-- WHAT IS NEEDED --
Check each line of the material below for "JSON", then copy the ones that contain it.

**** EXCERPTED DATA ****

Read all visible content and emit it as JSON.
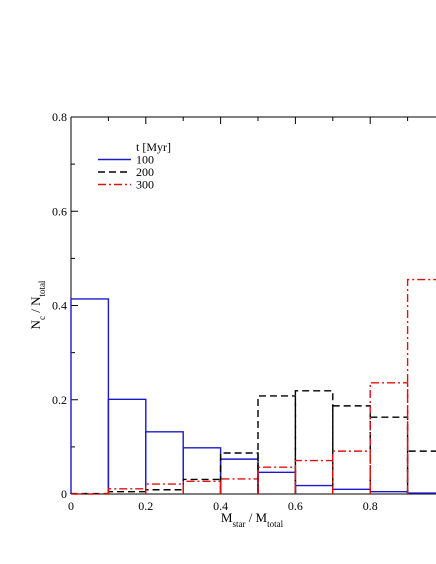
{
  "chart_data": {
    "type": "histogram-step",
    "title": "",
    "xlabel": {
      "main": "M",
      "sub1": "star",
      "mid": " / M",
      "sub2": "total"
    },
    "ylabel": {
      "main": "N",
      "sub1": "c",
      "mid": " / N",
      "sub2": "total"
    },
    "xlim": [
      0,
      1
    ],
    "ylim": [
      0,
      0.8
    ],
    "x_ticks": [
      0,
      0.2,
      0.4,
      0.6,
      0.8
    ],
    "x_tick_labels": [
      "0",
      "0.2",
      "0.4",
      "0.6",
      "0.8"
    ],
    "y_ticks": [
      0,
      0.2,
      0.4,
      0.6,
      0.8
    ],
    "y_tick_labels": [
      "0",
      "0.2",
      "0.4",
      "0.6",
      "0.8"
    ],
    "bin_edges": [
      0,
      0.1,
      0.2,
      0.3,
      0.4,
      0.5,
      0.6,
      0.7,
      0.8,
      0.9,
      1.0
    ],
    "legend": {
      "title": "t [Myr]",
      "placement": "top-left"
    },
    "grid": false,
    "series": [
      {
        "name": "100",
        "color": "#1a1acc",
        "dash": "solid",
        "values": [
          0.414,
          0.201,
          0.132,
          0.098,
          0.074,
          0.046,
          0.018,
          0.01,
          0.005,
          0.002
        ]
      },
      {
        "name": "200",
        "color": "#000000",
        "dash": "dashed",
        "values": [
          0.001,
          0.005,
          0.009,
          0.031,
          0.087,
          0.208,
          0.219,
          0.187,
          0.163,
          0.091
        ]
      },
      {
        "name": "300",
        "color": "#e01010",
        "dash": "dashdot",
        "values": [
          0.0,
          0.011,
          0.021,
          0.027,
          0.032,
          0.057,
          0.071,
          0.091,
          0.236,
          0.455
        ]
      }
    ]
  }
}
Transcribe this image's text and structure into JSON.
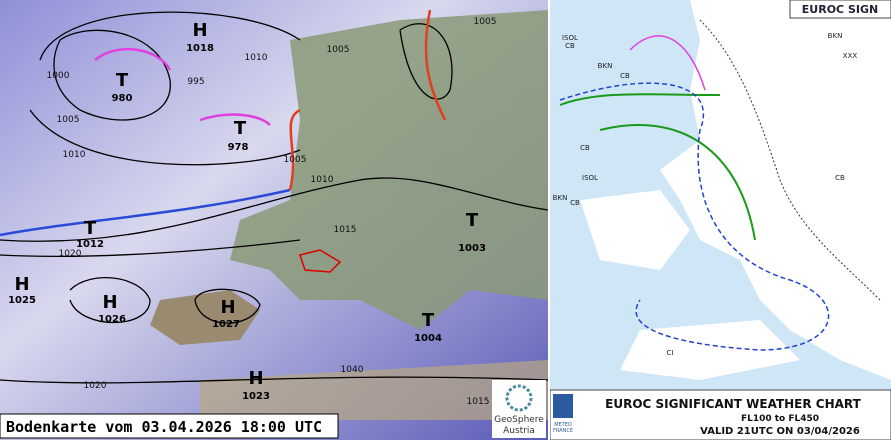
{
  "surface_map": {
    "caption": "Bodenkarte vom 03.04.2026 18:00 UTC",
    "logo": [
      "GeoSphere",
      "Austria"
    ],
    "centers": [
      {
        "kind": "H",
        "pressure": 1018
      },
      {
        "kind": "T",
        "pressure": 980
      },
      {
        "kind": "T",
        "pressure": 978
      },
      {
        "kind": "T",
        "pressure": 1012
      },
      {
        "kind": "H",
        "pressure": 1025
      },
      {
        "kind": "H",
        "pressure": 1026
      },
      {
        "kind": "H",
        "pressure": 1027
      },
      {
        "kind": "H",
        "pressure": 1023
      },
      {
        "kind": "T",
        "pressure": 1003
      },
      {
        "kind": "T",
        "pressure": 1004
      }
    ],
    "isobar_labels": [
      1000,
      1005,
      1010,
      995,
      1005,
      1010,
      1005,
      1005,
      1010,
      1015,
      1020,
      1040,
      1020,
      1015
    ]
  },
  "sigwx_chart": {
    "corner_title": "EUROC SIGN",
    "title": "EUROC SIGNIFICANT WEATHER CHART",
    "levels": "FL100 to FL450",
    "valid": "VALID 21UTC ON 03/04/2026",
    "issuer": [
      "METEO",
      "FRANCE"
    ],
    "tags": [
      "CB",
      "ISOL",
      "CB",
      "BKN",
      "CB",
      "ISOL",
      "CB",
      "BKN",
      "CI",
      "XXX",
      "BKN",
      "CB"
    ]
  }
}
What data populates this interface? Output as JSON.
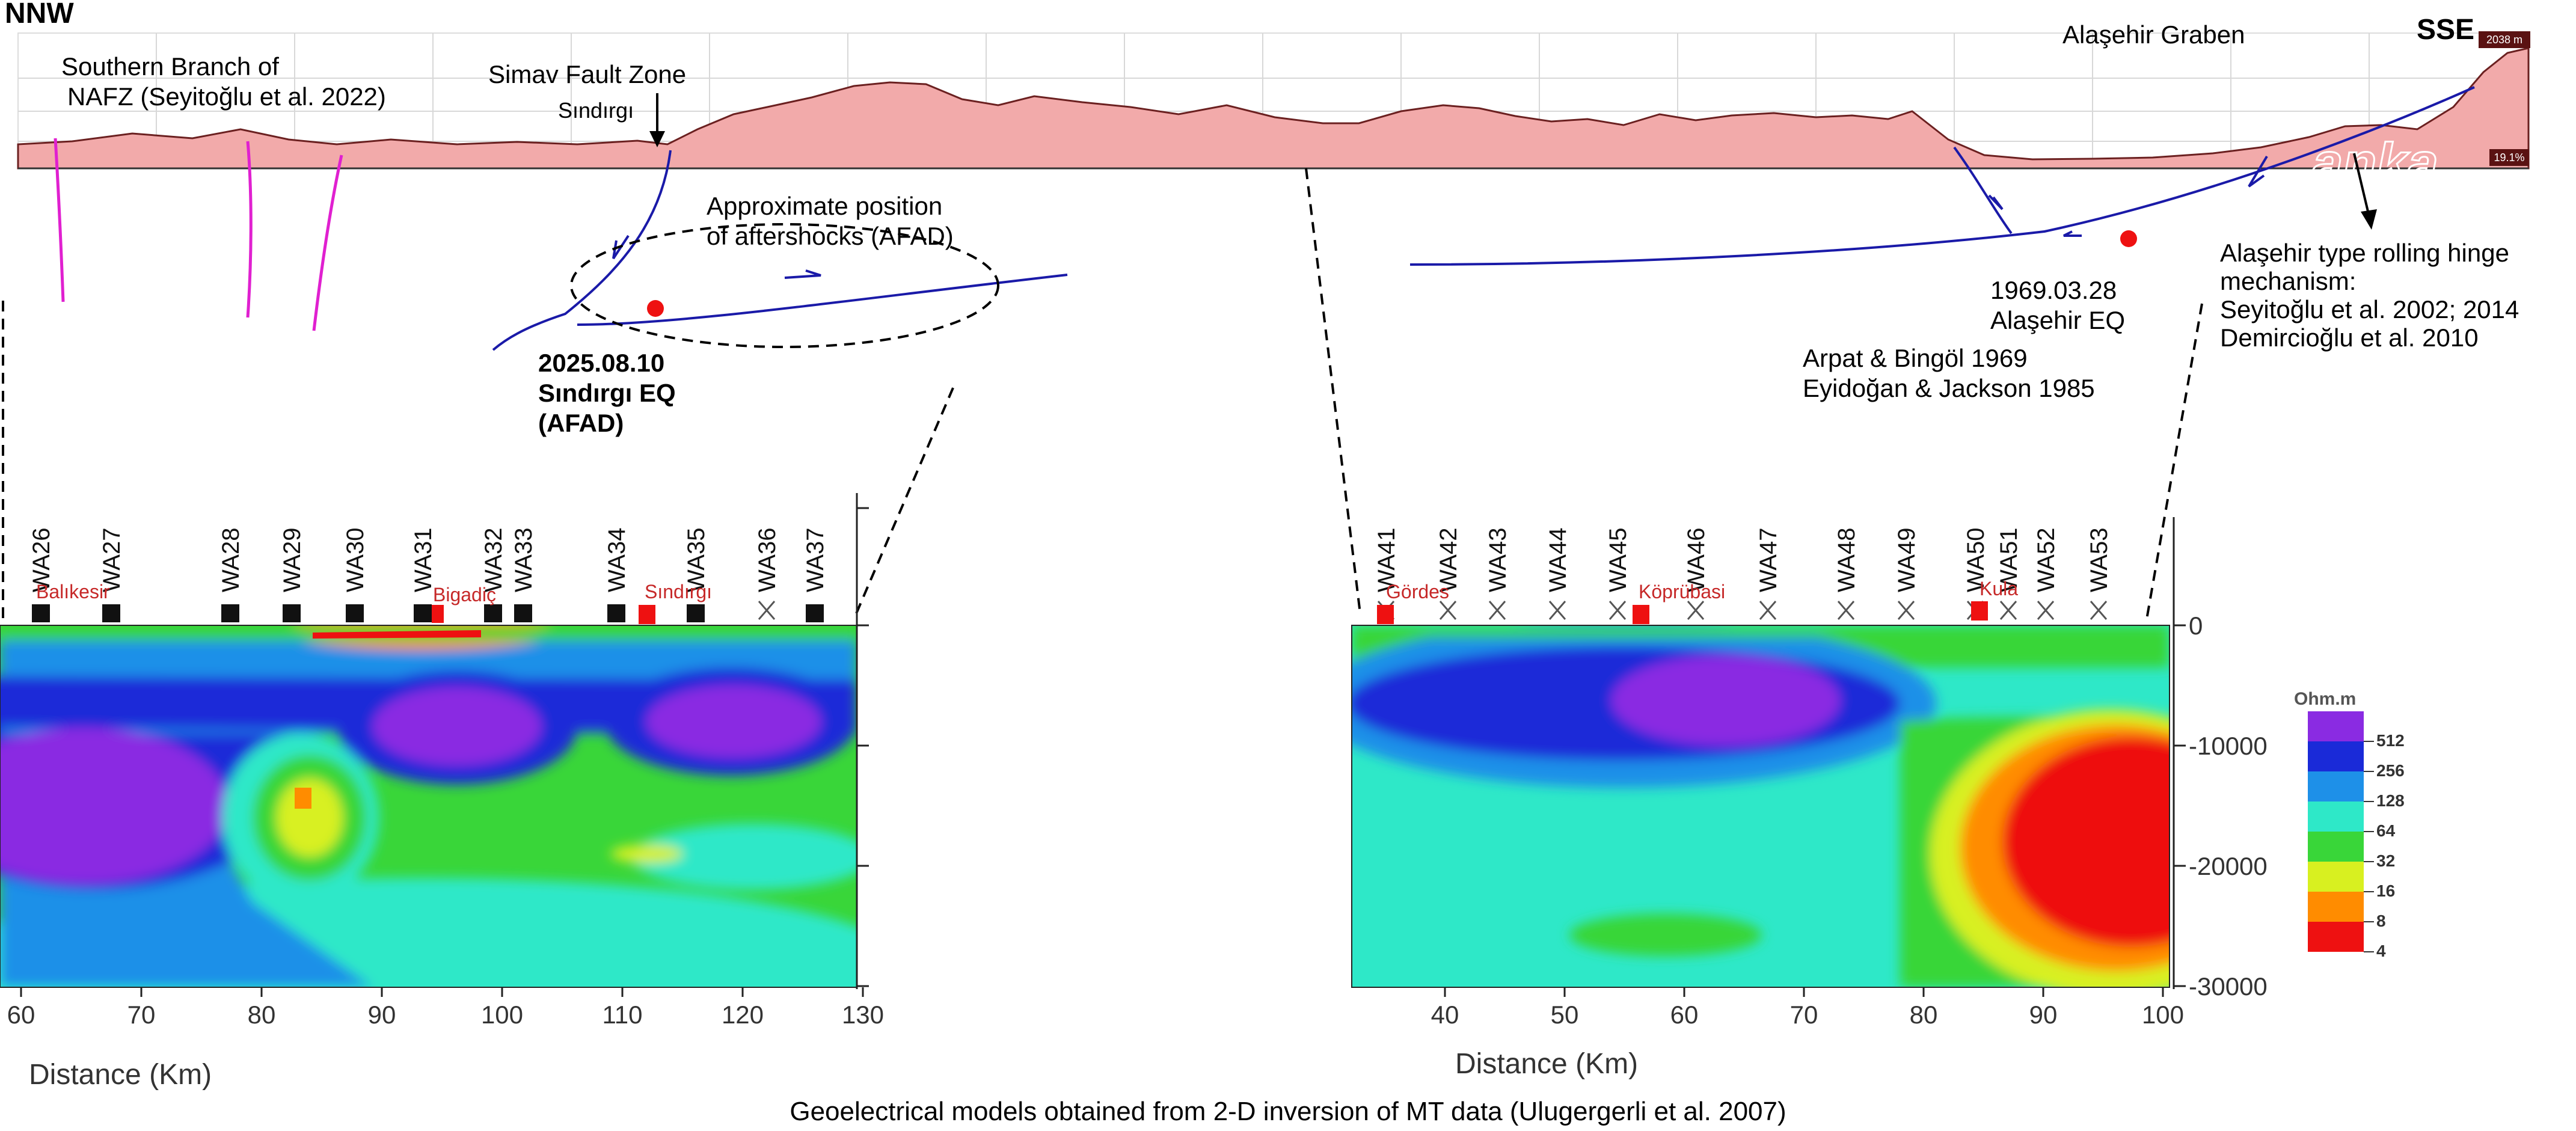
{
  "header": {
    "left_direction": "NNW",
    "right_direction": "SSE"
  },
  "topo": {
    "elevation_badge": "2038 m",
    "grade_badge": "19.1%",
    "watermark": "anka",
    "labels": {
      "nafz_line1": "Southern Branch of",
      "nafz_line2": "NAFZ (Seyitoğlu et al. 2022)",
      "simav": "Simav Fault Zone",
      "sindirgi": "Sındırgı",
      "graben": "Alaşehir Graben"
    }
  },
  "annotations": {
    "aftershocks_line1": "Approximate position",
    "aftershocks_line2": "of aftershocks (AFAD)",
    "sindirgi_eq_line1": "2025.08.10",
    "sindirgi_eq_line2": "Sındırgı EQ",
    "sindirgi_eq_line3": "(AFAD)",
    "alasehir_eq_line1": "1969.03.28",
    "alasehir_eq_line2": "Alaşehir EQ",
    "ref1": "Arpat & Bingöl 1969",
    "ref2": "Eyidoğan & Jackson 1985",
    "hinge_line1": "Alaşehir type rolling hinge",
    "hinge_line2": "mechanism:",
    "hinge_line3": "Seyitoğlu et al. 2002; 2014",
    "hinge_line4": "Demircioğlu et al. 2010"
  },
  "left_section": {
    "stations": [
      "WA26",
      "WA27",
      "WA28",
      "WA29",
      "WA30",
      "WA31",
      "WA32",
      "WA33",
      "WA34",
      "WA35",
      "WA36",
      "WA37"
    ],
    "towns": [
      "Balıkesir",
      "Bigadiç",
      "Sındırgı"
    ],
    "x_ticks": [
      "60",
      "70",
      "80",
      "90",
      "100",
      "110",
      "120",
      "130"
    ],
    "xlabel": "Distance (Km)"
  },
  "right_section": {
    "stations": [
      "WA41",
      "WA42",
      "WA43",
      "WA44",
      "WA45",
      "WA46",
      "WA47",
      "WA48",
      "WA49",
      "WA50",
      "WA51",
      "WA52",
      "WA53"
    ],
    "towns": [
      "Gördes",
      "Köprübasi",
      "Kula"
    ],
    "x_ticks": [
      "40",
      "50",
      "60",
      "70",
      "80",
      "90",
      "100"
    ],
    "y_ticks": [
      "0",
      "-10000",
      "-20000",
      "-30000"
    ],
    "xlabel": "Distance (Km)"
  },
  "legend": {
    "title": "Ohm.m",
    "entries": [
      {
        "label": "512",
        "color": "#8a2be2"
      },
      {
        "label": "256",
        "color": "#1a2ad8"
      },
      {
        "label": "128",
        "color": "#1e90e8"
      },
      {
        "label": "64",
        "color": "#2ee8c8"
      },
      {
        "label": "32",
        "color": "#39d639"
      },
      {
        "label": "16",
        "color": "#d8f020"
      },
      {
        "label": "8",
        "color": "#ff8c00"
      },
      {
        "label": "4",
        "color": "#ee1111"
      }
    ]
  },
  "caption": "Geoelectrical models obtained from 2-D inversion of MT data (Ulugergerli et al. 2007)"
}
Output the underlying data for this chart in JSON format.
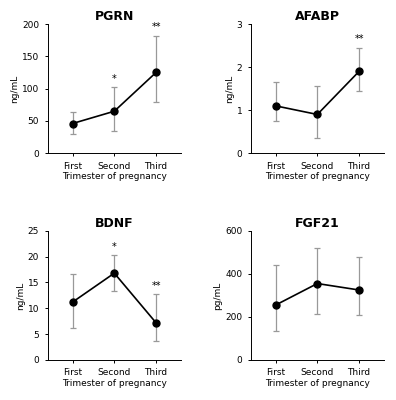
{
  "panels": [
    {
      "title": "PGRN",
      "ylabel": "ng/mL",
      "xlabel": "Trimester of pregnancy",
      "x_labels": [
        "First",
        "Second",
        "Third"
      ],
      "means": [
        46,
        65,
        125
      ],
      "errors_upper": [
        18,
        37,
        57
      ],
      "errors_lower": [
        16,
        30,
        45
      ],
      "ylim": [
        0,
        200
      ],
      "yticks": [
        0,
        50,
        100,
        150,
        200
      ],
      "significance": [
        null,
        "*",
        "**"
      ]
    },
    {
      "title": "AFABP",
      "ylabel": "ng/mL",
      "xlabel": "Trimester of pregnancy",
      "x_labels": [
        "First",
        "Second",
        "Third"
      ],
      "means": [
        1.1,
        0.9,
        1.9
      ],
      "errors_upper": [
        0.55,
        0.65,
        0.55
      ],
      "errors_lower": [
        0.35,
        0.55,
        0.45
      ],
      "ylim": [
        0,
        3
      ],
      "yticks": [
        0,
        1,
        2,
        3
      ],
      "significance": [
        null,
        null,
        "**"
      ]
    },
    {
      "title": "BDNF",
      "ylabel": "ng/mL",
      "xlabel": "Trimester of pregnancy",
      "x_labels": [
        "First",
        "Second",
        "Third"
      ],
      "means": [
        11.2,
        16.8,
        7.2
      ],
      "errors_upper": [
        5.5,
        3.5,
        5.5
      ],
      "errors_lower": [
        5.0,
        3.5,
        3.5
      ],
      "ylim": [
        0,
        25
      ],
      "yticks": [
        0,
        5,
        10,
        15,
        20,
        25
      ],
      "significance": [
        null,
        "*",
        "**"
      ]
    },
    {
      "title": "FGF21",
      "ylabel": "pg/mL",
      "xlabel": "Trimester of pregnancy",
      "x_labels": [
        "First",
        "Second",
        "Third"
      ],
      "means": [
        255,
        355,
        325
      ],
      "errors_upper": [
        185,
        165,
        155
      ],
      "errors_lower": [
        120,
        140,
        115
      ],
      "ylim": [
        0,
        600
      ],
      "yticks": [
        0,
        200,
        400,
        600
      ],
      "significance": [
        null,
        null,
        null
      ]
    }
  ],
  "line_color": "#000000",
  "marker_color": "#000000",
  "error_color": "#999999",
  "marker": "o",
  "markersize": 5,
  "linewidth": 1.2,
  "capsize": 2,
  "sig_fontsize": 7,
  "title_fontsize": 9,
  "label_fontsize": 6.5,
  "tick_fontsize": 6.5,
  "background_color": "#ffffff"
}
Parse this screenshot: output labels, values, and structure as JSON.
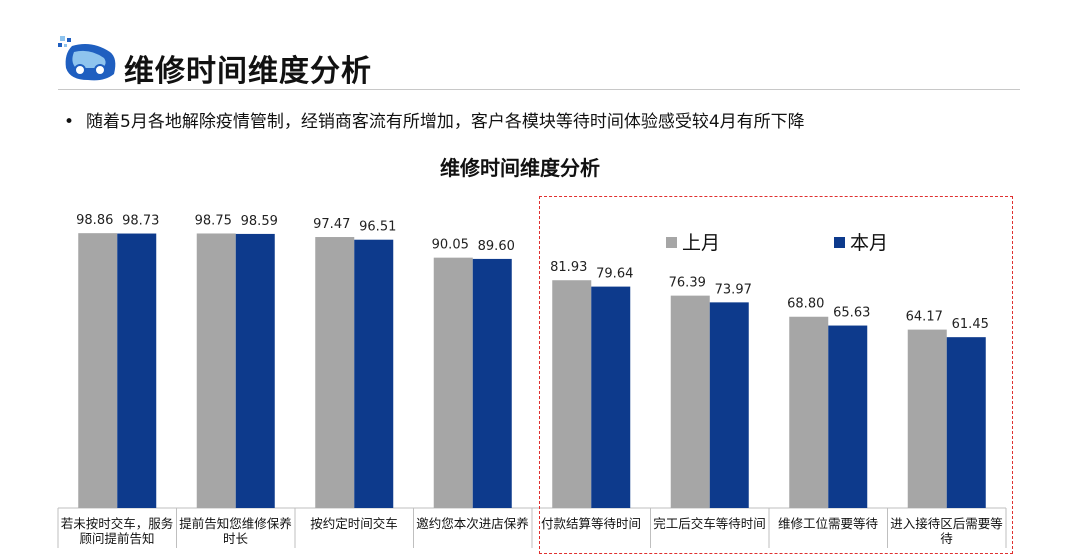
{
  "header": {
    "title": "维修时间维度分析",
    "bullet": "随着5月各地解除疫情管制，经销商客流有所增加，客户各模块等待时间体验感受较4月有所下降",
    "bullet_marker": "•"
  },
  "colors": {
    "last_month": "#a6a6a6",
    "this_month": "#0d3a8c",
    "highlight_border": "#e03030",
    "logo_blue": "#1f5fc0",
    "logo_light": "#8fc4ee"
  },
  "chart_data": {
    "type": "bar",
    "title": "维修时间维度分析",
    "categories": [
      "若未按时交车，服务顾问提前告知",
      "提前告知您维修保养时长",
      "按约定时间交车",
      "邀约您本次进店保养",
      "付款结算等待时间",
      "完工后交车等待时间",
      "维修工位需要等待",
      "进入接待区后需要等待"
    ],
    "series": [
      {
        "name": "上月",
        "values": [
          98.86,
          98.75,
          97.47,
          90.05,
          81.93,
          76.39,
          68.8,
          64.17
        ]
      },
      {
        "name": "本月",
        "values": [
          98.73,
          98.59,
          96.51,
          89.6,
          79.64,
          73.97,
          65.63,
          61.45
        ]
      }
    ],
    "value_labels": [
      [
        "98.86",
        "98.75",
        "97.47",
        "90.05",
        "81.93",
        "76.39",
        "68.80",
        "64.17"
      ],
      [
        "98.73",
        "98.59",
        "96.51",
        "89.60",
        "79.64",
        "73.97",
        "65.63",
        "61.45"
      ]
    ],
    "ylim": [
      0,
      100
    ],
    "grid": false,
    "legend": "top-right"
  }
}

****

-- SOLUTION TO THE PROBLEM --
Read all visible content and emit it as JSON.
Transcribe this image's text and structure into JSON.
What data populates this interface? Output as JSON.
Output the underlying data for this chart in JSON format.
Parse this screenshot: output labels, values, and structure as JSON.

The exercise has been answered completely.